EXERCISE: Please copy the lines in the items below exactly, from the line with "series-layer xyxy=(94,498,1278,1657)" up to and including the line with "series-label-arrow xyxy=(1145,1333,1171,1353)".

* START *

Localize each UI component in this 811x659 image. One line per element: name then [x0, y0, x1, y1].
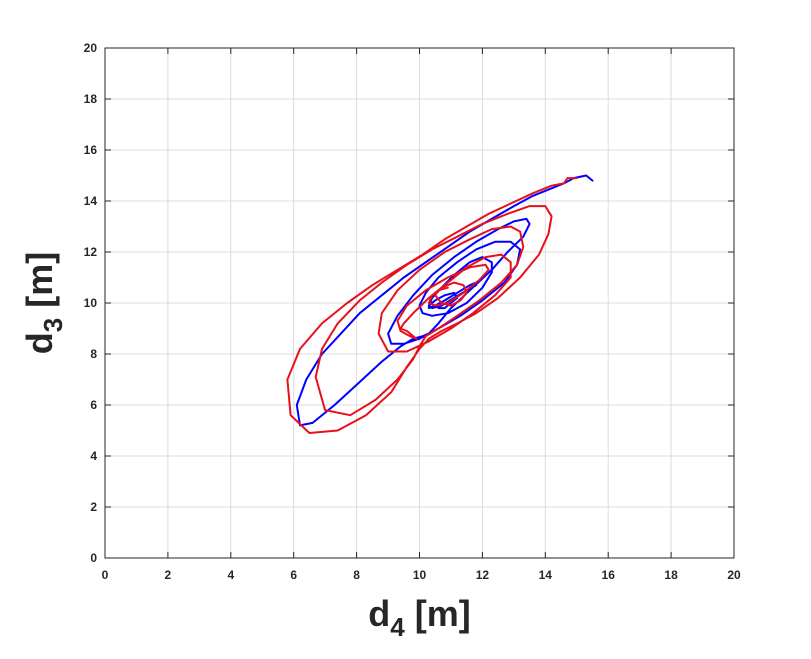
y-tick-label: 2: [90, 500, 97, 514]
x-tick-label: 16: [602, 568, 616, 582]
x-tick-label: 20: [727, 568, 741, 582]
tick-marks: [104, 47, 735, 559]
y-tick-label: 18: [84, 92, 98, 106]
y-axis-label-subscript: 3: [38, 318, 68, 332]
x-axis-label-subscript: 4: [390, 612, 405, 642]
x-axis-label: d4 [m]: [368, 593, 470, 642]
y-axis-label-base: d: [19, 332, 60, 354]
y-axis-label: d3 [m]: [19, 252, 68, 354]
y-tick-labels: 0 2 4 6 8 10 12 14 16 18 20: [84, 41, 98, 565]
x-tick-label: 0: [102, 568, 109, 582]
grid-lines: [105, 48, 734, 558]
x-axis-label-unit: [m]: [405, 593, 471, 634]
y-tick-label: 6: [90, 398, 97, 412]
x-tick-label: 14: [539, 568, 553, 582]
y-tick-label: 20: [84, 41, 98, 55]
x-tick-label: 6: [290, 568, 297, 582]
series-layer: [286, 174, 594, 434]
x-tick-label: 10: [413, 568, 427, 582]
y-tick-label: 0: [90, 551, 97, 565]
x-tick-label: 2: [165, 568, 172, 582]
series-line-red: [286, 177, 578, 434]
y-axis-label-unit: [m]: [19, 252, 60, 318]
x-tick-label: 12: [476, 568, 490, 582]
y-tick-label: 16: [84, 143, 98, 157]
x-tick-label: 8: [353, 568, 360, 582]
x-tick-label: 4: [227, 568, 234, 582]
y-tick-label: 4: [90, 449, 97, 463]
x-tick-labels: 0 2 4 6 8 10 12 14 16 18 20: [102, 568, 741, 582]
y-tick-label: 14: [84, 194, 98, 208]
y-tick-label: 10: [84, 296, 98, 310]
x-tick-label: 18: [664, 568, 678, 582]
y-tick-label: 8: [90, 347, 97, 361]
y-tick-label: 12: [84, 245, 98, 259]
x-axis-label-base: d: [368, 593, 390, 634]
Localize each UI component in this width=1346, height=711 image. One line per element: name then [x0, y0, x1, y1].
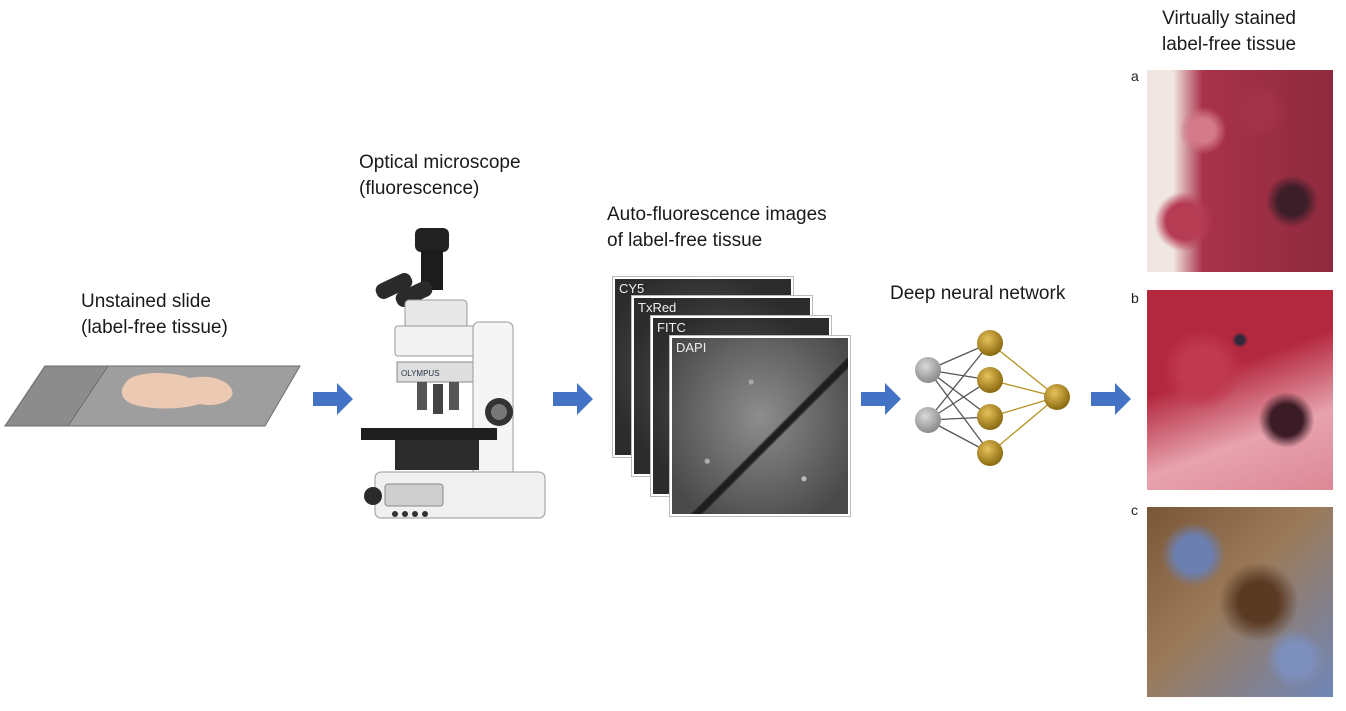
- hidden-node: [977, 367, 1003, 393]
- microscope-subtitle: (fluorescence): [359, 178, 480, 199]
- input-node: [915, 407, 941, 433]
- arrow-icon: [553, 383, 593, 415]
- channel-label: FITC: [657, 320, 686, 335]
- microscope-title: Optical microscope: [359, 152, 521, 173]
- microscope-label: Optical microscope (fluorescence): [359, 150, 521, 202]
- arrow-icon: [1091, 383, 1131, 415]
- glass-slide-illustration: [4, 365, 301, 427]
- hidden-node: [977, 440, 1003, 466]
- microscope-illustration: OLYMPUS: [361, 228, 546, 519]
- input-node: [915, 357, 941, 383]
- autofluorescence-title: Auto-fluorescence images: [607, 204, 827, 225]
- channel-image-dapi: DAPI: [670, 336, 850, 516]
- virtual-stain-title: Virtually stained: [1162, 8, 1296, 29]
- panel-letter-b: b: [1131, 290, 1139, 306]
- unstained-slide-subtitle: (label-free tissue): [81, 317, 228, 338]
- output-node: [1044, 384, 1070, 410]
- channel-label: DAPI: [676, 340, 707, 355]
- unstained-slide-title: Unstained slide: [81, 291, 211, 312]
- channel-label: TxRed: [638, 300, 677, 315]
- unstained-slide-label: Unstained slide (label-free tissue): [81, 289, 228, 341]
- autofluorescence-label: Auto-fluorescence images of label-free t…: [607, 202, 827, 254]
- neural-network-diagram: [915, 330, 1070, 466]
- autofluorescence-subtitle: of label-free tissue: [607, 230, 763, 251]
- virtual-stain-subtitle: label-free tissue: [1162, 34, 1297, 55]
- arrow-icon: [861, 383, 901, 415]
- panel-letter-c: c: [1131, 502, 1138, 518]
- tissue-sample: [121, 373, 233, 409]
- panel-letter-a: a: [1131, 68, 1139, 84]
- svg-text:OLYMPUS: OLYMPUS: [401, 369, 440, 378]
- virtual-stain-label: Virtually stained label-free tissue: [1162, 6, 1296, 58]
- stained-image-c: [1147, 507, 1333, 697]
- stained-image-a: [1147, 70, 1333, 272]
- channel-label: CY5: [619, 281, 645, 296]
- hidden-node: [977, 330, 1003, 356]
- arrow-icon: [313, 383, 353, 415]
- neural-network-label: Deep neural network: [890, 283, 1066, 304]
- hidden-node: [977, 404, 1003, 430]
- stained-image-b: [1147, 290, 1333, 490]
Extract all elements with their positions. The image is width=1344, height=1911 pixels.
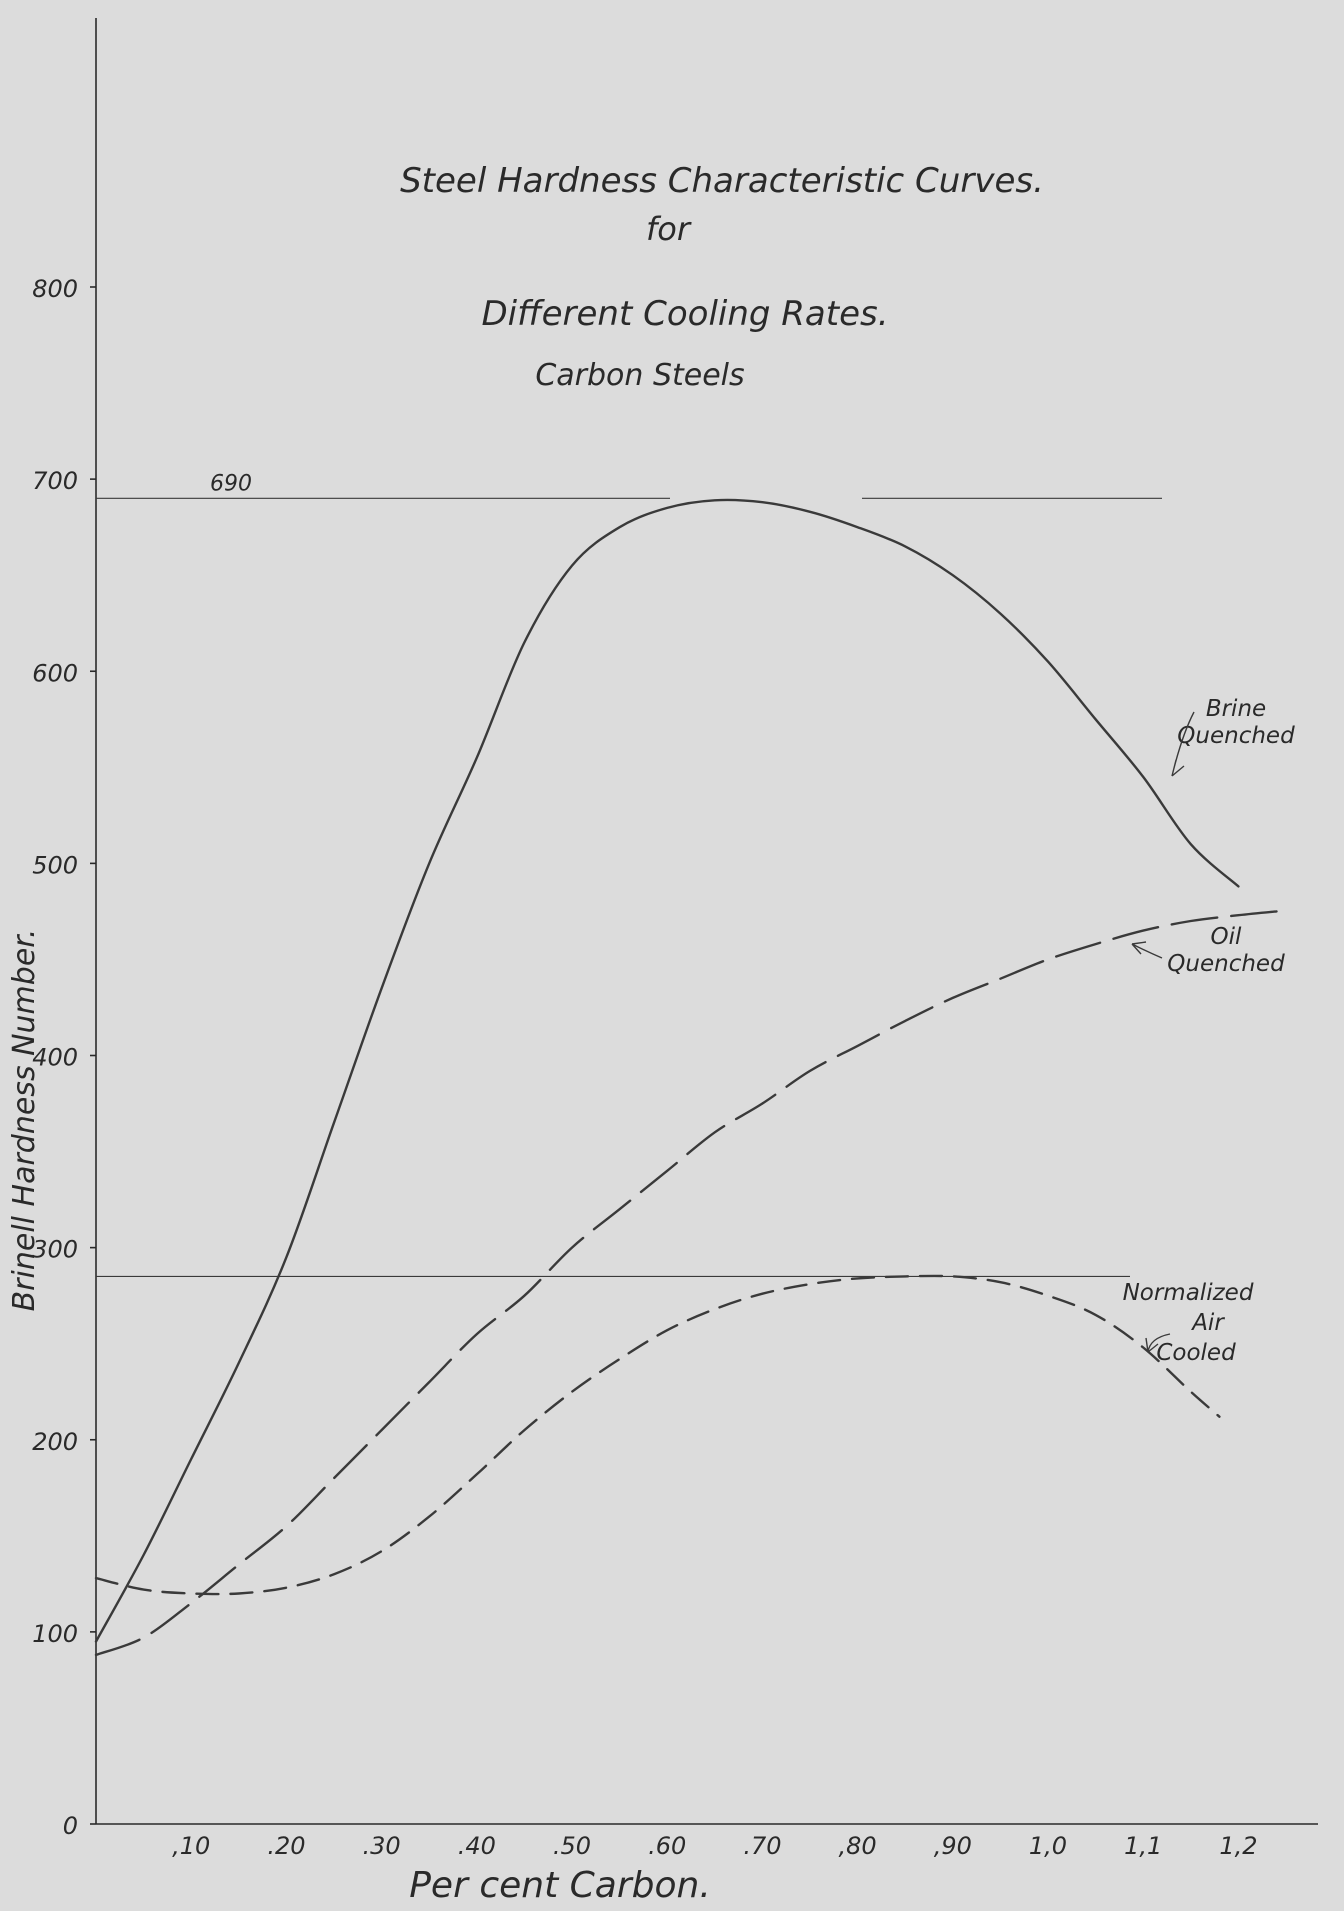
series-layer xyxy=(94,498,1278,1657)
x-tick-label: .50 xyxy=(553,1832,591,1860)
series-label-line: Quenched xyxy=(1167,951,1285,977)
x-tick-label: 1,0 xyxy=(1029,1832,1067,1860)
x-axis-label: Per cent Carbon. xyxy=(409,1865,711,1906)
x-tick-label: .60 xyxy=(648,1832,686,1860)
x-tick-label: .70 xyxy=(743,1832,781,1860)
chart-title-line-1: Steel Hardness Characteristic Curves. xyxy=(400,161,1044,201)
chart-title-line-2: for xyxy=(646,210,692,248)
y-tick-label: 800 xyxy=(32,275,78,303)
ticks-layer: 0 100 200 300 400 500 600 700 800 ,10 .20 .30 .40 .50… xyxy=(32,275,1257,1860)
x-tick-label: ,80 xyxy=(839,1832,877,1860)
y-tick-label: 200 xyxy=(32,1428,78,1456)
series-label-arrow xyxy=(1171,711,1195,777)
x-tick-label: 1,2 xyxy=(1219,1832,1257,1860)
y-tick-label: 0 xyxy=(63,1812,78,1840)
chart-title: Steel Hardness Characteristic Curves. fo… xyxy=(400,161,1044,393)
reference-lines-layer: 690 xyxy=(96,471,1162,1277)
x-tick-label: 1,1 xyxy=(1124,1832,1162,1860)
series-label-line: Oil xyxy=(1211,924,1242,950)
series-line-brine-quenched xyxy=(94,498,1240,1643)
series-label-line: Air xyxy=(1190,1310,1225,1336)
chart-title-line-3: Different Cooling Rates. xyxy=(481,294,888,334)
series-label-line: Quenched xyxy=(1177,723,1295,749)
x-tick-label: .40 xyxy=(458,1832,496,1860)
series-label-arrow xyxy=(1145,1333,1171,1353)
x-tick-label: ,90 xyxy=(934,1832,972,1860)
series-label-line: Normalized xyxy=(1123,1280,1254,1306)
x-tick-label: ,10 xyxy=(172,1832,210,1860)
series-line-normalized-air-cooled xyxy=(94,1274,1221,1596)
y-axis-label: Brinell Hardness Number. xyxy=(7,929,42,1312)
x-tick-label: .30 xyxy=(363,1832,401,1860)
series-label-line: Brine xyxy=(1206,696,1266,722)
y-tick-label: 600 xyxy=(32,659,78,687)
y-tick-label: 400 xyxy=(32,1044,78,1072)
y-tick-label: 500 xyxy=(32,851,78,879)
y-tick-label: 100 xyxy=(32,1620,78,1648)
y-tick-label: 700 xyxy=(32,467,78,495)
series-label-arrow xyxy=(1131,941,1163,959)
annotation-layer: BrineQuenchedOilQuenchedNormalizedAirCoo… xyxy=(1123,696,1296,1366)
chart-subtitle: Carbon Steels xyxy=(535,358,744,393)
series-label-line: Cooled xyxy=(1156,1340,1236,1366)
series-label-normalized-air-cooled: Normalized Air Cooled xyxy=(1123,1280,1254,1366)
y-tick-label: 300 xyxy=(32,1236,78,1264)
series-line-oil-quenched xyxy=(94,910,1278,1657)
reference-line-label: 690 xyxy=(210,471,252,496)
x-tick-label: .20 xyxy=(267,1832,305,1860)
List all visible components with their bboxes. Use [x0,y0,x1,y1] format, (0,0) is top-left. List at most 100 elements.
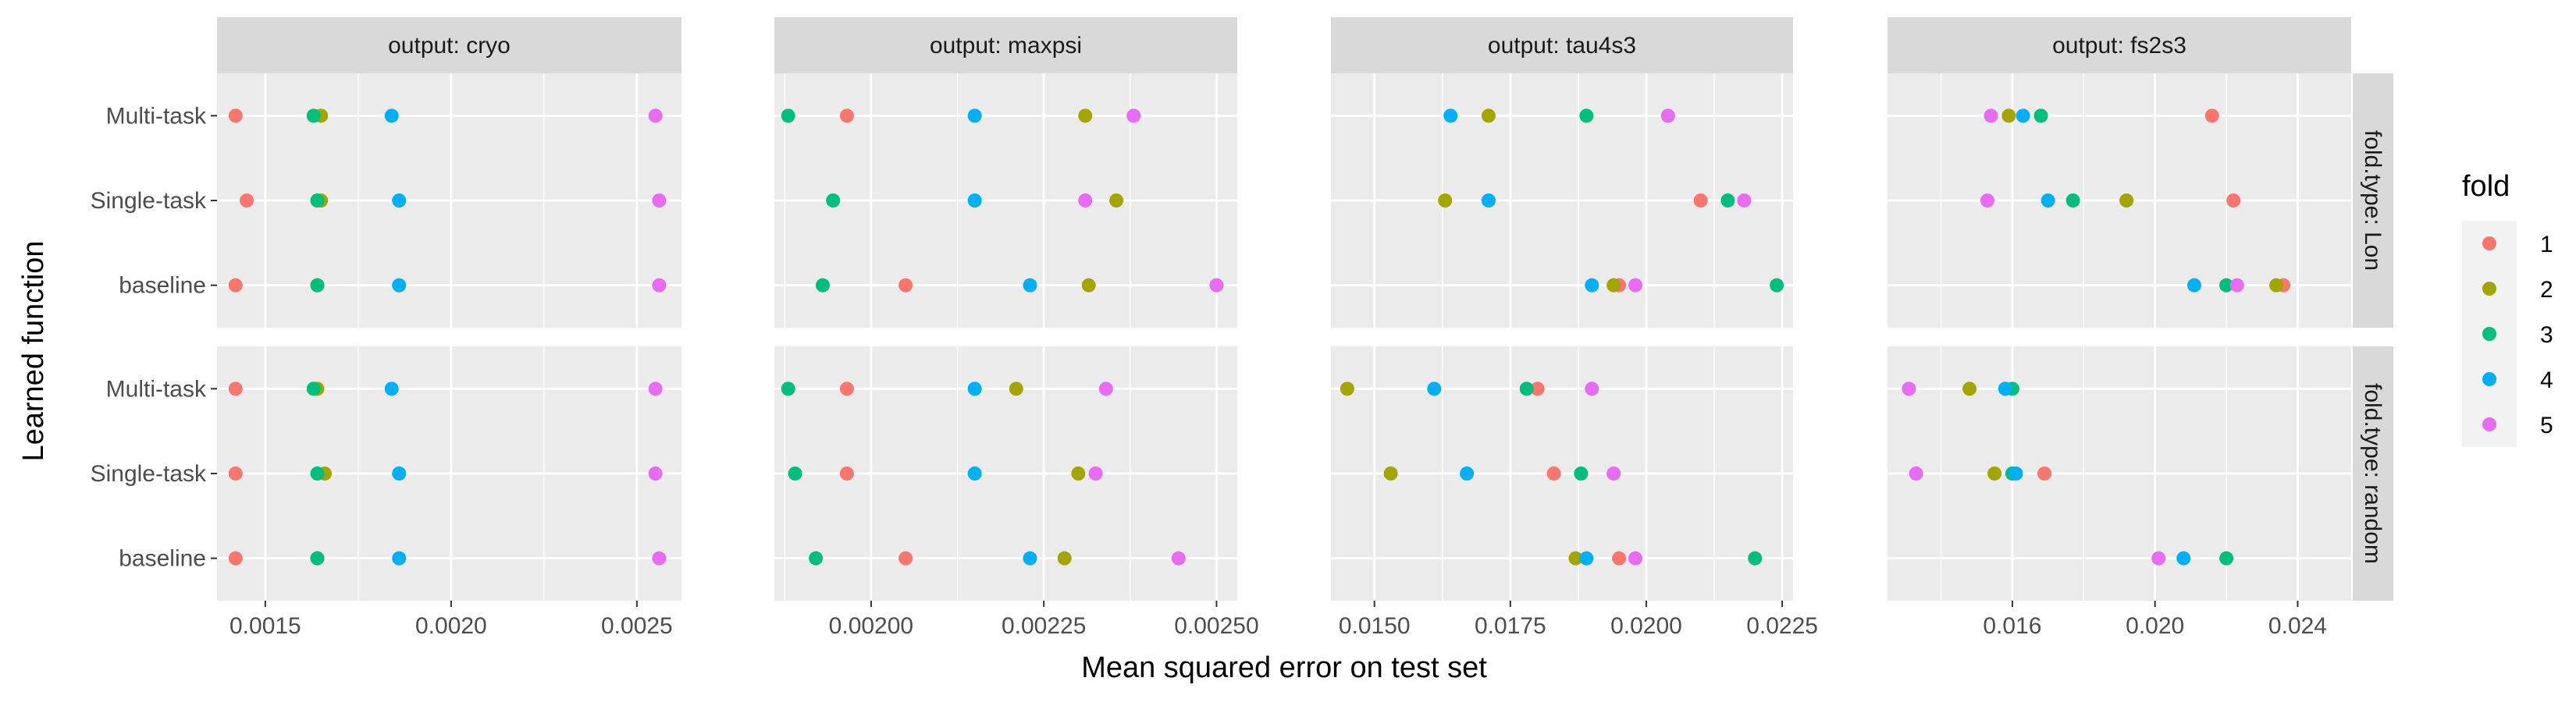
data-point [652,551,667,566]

* END *

TASK SOLUTION:
series-layer xyxy=(94,498,1278,1657)
x-tick-label: .50 xyxy=(553,1832,591,1860)
series-label-line: Quenched xyxy=(1167,951,1285,977)
x-tick-label: 1,0 xyxy=(1029,1832,1067,1860)
x-axis-label: Per cent Carbon. xyxy=(409,1865,711,1906)
x-tick-label: .60 xyxy=(648,1832,686,1860)
x-tick-label: .70 xyxy=(743,1832,781,1860)
chart-title-line-1: Steel Hardness Characteristic Curves. xyxy=(400,161,1044,201)
chart-title-line-2: for xyxy=(646,210,692,248)
y-tick-label: 800 xyxy=(32,275,78,303)
ticks-layer: 0 100 200 300 400 500 600 700 800 ,10 .20 .30 .40 .50… xyxy=(32,275,1257,1860)
x-tick-label: ,80 xyxy=(839,1832,877,1860)
y-tick-label: 200 xyxy=(32,1428,78,1456)
series-label-arrow xyxy=(1171,711,1195,777)
x-tick-label: 1,2 xyxy=(1219,1832,1257,1860)
y-tick-label: 0 xyxy=(63,1812,78,1840)
chart-title: Steel Hardness Characteristic Curves. fo… xyxy=(400,161,1044,393)
reference-lines-layer: 690 xyxy=(96,471,1162,1277)
x-tick-label: 1,1 xyxy=(1124,1832,1162,1860)
series-label-line: Oil xyxy=(1211,924,1242,950)
series-line-brine-quenched xyxy=(94,498,1240,1643)
series-label-line: Air xyxy=(1190,1310,1225,1336)
chart-title-line-3: Different Cooling Rates. xyxy=(481,294,888,334)
series-label-line: Quenched xyxy=(1177,723,1295,749)
x-tick-label: .40 xyxy=(458,1832,496,1860)
series-label-arrow xyxy=(1145,1333,1171,1353)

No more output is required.